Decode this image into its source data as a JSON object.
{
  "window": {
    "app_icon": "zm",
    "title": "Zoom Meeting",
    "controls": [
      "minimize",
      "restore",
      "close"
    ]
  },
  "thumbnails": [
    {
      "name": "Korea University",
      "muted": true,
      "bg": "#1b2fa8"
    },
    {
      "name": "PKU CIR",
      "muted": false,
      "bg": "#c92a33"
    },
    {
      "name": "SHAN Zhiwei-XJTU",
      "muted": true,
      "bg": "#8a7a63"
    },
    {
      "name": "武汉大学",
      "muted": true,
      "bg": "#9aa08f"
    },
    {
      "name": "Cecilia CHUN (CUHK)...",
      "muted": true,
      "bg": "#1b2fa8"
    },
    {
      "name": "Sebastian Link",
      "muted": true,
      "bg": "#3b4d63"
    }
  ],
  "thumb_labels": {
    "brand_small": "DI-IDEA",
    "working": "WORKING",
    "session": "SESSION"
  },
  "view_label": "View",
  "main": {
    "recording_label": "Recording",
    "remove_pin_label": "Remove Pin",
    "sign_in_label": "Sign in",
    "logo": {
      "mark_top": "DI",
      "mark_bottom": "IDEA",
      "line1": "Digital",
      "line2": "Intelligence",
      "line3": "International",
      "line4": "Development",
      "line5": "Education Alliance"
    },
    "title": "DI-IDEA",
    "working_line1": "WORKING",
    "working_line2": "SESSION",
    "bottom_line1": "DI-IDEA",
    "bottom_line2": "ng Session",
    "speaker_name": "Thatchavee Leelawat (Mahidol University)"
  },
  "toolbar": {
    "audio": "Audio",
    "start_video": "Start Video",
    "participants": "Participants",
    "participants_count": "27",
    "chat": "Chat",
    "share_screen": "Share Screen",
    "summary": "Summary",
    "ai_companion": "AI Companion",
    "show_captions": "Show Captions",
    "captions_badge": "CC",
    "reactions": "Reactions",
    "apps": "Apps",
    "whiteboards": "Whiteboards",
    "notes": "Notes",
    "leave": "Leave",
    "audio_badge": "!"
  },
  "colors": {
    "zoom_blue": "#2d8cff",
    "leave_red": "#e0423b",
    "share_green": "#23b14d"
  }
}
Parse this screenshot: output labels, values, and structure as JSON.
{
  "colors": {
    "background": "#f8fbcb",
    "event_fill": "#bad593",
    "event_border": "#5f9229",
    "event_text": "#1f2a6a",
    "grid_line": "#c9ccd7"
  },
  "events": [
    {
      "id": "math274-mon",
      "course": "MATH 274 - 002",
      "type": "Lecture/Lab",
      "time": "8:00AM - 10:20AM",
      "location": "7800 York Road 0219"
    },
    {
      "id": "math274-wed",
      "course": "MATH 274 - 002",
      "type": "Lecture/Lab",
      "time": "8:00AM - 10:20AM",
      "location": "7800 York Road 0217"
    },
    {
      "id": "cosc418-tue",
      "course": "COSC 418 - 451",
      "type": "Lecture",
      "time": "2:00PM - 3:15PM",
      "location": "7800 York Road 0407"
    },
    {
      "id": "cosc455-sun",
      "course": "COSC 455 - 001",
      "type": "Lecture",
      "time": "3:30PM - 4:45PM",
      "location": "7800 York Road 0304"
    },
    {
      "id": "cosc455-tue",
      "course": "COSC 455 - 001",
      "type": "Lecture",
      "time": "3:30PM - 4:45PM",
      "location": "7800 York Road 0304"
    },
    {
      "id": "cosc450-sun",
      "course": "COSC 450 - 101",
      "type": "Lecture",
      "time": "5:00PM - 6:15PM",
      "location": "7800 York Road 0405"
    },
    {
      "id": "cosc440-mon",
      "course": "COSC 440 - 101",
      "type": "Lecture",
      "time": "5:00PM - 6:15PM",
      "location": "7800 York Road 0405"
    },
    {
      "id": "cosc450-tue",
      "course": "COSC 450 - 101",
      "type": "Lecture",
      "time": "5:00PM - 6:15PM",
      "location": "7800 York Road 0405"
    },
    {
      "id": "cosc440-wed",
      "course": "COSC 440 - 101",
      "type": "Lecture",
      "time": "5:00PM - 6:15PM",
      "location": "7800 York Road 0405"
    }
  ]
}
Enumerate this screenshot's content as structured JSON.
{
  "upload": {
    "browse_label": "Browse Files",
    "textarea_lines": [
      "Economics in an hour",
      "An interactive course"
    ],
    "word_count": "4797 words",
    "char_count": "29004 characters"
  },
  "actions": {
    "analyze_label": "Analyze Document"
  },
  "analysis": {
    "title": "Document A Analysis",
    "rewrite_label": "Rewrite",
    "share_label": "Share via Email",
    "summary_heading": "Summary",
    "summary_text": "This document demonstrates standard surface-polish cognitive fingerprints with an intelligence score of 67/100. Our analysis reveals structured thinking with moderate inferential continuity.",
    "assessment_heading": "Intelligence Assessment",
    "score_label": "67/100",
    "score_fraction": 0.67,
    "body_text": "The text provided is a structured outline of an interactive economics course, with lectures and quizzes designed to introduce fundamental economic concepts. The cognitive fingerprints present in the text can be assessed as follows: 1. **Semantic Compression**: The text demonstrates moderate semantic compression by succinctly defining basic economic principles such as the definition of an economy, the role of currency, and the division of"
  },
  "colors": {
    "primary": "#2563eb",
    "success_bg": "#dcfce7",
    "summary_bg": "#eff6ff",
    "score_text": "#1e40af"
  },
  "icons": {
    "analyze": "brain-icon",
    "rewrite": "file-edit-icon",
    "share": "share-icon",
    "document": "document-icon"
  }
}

**EXERCISE BRIEF**. Indicate how many lines of the material contain the string "interactive", giving the number and nothing more.

**RESULT OF THIS EXERCISE**. 2